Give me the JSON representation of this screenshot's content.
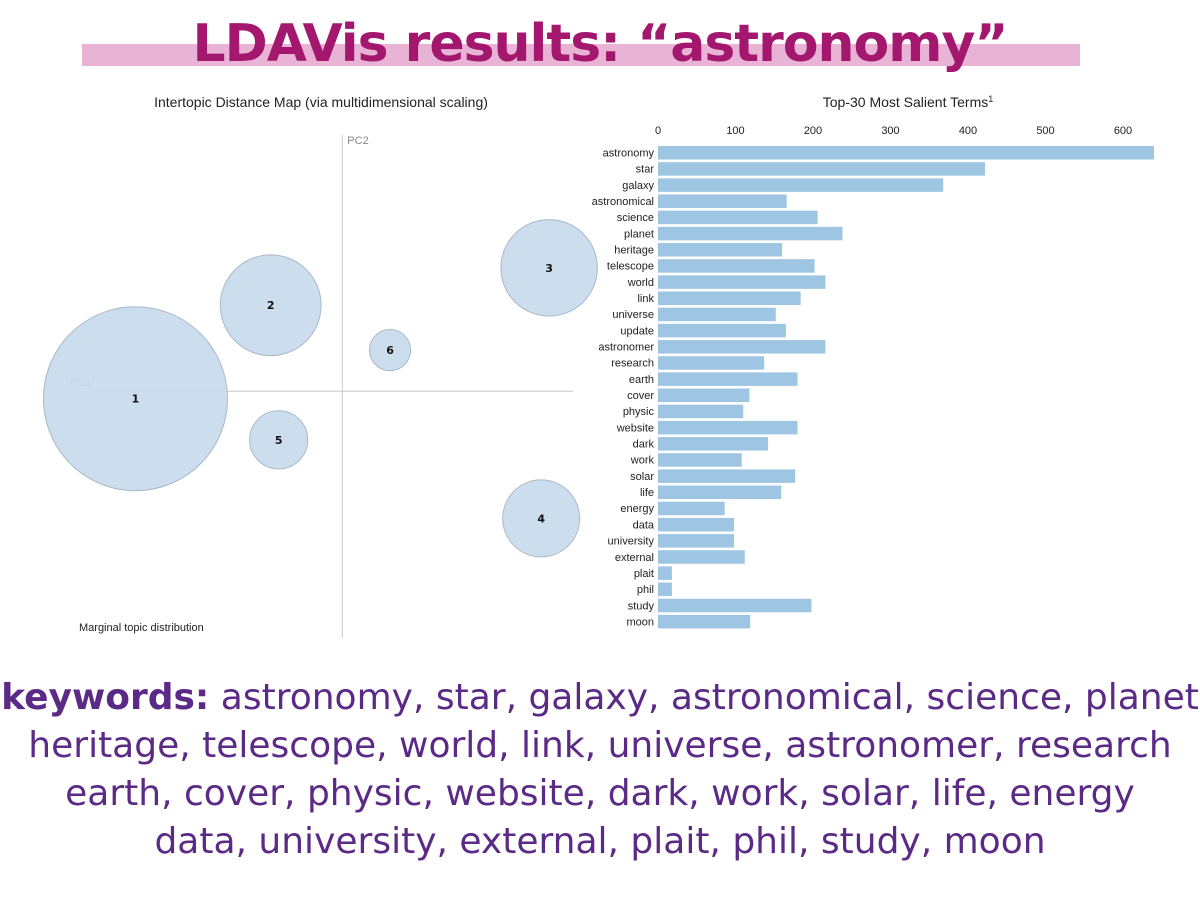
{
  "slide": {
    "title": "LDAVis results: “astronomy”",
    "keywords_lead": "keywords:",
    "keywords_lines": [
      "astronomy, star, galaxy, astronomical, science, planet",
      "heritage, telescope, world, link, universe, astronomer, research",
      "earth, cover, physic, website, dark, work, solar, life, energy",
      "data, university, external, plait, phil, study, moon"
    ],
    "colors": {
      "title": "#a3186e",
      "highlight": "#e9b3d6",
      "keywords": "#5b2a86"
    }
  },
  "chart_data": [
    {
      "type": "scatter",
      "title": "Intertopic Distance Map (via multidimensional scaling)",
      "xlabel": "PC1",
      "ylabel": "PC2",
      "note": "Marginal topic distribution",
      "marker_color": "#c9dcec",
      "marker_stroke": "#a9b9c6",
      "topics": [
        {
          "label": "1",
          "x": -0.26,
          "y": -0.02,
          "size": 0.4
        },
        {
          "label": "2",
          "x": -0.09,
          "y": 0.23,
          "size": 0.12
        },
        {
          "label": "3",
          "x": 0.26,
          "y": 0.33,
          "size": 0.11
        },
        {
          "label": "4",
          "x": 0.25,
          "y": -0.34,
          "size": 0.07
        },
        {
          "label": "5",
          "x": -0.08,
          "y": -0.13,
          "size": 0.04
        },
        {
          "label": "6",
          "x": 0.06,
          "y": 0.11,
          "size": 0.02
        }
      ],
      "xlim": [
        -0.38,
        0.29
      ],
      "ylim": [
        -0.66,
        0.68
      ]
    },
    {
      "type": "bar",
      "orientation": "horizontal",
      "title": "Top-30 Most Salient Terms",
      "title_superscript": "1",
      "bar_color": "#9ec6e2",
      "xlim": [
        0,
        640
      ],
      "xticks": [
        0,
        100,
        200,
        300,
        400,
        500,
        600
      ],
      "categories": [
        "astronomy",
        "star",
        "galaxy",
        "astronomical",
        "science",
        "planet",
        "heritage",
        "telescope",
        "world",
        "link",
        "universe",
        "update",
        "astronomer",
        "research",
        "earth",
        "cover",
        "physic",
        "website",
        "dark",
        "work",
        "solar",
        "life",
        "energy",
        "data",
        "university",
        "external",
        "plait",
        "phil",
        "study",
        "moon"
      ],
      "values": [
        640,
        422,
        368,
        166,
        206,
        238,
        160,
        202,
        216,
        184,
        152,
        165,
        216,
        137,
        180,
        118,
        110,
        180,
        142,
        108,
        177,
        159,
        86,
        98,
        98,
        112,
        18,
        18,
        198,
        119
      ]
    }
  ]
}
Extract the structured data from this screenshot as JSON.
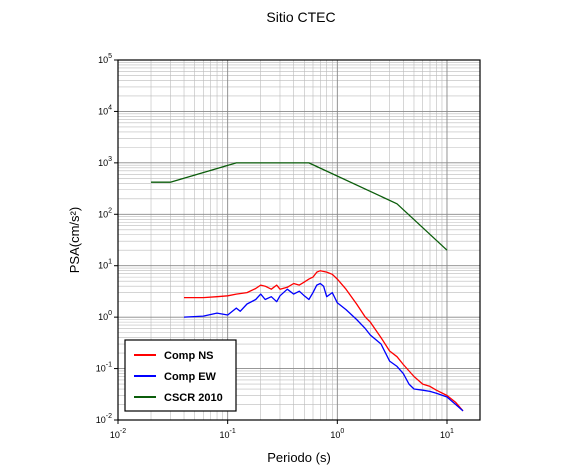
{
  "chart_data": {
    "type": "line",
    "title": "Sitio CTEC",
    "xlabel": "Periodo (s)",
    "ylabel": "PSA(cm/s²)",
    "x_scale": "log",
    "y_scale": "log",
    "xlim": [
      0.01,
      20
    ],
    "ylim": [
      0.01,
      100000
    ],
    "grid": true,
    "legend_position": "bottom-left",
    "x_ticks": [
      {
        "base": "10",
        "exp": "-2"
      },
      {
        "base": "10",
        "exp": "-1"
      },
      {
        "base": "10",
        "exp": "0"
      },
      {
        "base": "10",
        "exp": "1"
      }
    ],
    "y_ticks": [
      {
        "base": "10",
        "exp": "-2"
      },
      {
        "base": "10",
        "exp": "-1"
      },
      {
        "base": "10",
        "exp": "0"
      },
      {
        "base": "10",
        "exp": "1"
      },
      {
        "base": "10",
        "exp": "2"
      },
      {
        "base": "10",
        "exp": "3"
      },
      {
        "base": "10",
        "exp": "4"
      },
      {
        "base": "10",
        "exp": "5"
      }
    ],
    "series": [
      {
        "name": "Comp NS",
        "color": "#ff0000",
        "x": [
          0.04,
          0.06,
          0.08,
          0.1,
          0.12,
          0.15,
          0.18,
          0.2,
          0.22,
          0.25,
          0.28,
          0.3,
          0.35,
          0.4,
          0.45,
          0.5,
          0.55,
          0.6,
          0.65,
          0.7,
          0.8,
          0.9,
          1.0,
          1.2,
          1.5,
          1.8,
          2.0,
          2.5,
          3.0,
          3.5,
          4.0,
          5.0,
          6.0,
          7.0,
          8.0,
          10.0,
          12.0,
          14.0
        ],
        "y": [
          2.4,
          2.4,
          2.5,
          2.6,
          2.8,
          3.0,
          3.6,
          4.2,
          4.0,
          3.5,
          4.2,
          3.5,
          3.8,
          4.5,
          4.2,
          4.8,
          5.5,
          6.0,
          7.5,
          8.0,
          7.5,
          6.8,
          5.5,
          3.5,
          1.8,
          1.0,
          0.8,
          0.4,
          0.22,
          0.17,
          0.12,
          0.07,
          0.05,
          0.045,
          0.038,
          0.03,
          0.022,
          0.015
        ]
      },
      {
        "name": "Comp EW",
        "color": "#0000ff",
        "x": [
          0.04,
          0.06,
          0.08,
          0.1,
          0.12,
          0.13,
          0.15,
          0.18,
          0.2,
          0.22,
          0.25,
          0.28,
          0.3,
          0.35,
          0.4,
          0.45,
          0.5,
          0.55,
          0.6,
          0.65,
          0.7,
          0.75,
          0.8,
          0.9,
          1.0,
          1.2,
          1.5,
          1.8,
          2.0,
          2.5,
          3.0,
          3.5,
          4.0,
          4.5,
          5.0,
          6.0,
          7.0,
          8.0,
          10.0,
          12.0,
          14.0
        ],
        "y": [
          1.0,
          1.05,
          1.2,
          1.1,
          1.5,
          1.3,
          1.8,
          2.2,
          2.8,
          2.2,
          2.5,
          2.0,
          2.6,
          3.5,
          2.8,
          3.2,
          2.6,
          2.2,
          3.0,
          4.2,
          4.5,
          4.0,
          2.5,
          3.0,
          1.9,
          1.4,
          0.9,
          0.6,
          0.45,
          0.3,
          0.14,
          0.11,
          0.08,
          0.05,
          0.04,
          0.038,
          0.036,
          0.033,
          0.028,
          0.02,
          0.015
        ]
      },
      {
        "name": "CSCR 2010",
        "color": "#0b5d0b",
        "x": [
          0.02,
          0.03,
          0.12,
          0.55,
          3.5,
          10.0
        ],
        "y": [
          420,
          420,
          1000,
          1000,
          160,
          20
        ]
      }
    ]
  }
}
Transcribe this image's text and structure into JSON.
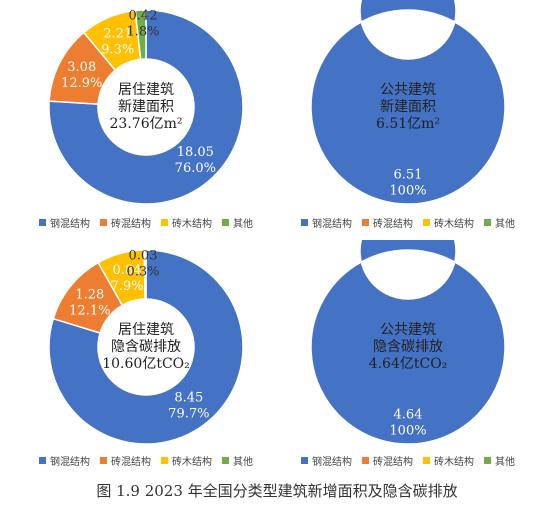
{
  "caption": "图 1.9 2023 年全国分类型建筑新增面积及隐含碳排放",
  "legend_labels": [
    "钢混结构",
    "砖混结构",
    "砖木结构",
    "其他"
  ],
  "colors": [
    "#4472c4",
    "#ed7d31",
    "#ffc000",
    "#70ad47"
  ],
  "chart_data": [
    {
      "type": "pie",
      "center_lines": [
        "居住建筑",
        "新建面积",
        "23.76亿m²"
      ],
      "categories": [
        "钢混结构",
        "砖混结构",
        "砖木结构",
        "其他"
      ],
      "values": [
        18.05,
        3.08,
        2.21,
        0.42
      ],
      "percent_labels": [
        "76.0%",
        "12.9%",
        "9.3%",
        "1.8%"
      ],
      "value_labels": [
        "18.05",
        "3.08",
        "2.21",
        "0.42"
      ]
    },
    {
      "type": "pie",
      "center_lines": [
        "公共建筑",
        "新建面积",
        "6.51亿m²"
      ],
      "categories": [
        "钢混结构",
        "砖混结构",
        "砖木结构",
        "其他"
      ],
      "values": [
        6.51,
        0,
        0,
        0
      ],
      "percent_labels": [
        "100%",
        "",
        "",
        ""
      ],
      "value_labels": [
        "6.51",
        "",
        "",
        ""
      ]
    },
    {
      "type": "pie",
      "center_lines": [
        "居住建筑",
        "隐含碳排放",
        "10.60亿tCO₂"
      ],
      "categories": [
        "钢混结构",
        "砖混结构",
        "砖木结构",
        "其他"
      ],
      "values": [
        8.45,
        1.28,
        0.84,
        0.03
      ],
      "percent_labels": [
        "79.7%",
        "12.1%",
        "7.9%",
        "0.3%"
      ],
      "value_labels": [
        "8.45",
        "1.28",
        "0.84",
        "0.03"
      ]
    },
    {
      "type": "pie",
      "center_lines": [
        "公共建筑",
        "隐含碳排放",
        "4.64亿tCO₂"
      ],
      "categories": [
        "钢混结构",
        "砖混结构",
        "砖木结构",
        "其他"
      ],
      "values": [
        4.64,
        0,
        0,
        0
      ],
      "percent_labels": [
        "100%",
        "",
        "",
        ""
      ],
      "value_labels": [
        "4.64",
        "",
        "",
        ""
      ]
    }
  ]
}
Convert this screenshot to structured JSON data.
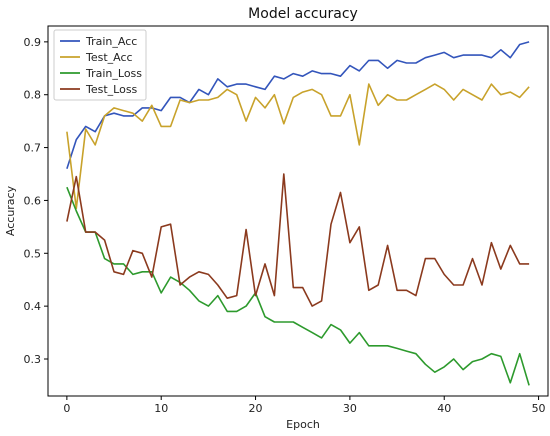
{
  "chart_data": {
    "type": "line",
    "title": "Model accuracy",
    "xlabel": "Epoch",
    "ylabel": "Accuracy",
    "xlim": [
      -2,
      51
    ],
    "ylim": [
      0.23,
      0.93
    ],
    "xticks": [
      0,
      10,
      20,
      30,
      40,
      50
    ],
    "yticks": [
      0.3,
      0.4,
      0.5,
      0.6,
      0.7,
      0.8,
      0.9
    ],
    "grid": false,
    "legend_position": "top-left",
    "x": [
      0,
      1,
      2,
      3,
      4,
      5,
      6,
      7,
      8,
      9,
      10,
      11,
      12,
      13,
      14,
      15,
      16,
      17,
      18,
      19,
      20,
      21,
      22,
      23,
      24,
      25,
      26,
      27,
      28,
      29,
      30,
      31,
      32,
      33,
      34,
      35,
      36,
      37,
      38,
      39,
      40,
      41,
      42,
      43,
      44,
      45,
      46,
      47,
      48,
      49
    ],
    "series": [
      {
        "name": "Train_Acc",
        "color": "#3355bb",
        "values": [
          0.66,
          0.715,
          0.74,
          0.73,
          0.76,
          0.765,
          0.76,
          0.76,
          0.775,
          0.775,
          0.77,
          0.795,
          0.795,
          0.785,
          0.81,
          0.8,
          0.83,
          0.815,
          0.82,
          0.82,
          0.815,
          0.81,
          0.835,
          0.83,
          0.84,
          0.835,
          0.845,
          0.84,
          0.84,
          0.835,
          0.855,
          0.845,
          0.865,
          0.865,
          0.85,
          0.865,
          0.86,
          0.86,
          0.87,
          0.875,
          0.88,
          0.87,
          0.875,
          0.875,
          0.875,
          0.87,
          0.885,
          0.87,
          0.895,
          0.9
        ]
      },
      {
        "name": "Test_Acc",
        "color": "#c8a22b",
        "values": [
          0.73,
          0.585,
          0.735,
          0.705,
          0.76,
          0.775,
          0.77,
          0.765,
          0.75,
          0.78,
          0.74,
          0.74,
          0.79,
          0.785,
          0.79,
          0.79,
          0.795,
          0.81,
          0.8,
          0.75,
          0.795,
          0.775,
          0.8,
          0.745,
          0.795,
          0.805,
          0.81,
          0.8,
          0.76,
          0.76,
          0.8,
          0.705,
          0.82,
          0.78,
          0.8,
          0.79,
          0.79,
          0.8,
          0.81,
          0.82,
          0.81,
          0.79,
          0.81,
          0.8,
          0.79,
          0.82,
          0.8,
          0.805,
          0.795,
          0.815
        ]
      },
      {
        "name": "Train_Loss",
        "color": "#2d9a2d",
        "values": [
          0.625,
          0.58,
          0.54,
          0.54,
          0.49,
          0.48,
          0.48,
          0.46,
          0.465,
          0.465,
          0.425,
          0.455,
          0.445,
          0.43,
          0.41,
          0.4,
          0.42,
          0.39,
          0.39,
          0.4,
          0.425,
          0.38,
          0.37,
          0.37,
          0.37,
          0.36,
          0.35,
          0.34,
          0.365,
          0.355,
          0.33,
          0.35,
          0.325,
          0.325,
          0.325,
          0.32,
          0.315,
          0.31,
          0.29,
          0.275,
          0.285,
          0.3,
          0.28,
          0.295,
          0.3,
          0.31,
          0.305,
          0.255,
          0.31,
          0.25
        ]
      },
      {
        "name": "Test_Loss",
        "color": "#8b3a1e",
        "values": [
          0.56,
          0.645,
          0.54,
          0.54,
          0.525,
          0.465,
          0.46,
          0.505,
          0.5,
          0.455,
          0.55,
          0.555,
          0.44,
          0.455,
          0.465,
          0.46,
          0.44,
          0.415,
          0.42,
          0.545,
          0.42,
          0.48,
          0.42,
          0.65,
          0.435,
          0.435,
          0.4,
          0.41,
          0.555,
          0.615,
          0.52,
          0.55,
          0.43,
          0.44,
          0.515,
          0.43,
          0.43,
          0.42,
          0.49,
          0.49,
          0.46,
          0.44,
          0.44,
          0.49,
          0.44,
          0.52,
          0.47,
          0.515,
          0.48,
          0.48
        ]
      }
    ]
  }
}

——

▸ STATED GOAL
Scan the material line by line and report each one that contains "this".

▸ OUTPUT OF THE EXERCISE
Give me the JSON representation of this screenshot's content.
Extract the structured data from this screenshot as JSON.
Transcribe this image's text and structure into JSON.
Convert this screenshot to structured JSON data.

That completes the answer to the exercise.